[START MATERIALS PROVIDED]

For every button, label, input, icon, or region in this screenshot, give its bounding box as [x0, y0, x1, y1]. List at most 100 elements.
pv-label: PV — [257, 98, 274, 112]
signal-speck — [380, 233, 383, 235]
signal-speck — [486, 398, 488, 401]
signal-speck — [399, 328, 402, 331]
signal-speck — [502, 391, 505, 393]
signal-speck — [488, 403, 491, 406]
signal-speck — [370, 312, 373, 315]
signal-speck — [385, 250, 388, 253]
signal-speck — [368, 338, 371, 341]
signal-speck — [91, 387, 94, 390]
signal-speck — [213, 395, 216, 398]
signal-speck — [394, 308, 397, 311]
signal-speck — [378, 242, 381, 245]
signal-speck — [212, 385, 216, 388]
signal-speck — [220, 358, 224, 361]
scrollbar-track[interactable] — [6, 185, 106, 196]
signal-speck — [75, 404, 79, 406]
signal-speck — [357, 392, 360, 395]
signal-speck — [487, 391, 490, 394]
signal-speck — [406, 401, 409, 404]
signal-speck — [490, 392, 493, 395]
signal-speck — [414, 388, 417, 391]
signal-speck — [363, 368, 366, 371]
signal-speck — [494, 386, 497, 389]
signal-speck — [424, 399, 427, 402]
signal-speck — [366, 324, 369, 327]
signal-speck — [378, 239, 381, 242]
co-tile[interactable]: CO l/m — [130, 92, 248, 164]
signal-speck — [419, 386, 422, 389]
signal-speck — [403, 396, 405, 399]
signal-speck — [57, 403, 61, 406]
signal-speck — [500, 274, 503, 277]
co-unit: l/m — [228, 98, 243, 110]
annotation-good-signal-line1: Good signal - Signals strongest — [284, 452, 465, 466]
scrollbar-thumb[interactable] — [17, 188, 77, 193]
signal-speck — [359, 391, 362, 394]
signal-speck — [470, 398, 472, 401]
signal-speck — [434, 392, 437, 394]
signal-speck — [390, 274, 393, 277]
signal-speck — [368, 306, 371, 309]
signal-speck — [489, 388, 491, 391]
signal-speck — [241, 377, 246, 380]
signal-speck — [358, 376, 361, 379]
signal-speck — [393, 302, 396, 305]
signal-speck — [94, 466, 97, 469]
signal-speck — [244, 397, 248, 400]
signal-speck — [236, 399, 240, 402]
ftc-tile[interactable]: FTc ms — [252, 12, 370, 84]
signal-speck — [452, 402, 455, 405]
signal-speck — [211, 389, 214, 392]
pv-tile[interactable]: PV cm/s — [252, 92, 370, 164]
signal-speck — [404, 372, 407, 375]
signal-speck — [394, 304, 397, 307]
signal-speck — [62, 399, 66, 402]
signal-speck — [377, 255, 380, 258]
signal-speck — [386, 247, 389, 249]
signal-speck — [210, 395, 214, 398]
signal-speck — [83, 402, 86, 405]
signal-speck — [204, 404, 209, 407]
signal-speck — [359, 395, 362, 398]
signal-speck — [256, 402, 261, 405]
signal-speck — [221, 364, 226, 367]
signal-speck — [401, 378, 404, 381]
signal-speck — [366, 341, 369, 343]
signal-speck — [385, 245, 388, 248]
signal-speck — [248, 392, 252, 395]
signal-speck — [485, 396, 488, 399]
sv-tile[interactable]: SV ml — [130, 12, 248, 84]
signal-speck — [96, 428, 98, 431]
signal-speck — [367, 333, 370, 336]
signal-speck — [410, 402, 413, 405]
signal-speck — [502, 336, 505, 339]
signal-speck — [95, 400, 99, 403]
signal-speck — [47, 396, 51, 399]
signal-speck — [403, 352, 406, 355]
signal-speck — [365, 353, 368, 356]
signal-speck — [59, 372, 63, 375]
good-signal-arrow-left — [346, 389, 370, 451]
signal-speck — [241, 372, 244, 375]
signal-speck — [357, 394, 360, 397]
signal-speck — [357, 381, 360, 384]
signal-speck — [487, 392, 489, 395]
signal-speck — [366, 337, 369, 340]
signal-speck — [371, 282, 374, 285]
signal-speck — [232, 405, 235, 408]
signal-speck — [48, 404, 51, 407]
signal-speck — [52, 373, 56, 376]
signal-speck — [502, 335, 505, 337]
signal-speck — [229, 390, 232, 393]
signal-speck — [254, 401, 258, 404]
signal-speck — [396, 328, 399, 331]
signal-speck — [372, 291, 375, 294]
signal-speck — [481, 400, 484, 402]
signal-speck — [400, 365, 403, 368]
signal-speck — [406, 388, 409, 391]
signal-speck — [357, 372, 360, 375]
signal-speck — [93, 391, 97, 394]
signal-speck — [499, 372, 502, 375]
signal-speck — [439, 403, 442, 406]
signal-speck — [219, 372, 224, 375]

[END MATERIALS PROVIDED]

*THE PROBLEM*:
Reproduce the material verbatim, from its first line through the line containing "signal-speck — [359, 391, 362, 394]", with both of those lines included.

*SOLUTION BELOW*:
For every button, label, input, icon, or region in this screenshot, give its bounding box as [x0, y0, x1, y1]. List at most 100 elements.
pv-label: PV — [257, 98, 274, 112]
signal-speck — [380, 233, 383, 235]
signal-speck — [486, 398, 488, 401]
signal-speck — [399, 328, 402, 331]
signal-speck — [502, 391, 505, 393]
signal-speck — [488, 403, 491, 406]
signal-speck — [370, 312, 373, 315]
signal-speck — [385, 250, 388, 253]
signal-speck — [368, 338, 371, 341]
signal-speck — [91, 387, 94, 390]
signal-speck — [213, 395, 216, 398]
signal-speck — [394, 308, 397, 311]
signal-speck — [378, 242, 381, 245]
signal-speck — [212, 385, 216, 388]
signal-speck — [220, 358, 224, 361]
scrollbar-track[interactable] — [6, 185, 106, 196]
signal-speck — [75, 404, 79, 406]
signal-speck — [357, 392, 360, 395]
signal-speck — [487, 391, 490, 394]
signal-speck — [406, 401, 409, 404]
signal-speck — [490, 392, 493, 395]
signal-speck — [414, 388, 417, 391]
signal-speck — [363, 368, 366, 371]
signal-speck — [494, 386, 497, 389]
signal-speck — [424, 399, 427, 402]
signal-speck — [366, 324, 369, 327]
signal-speck — [378, 239, 381, 242]
co-tile[interactable]: CO l/m — [130, 92, 248, 164]
signal-speck — [419, 386, 422, 389]
signal-speck — [403, 396, 405, 399]
signal-speck — [57, 403, 61, 406]
signal-speck — [500, 274, 503, 277]
co-unit: l/m — [228, 98, 243, 110]
annotation-good-signal-line1: Good signal - Signals strongest — [284, 452, 465, 466]
scrollbar-thumb[interactable] — [17, 188, 77, 193]
signal-speck — [359, 391, 362, 394]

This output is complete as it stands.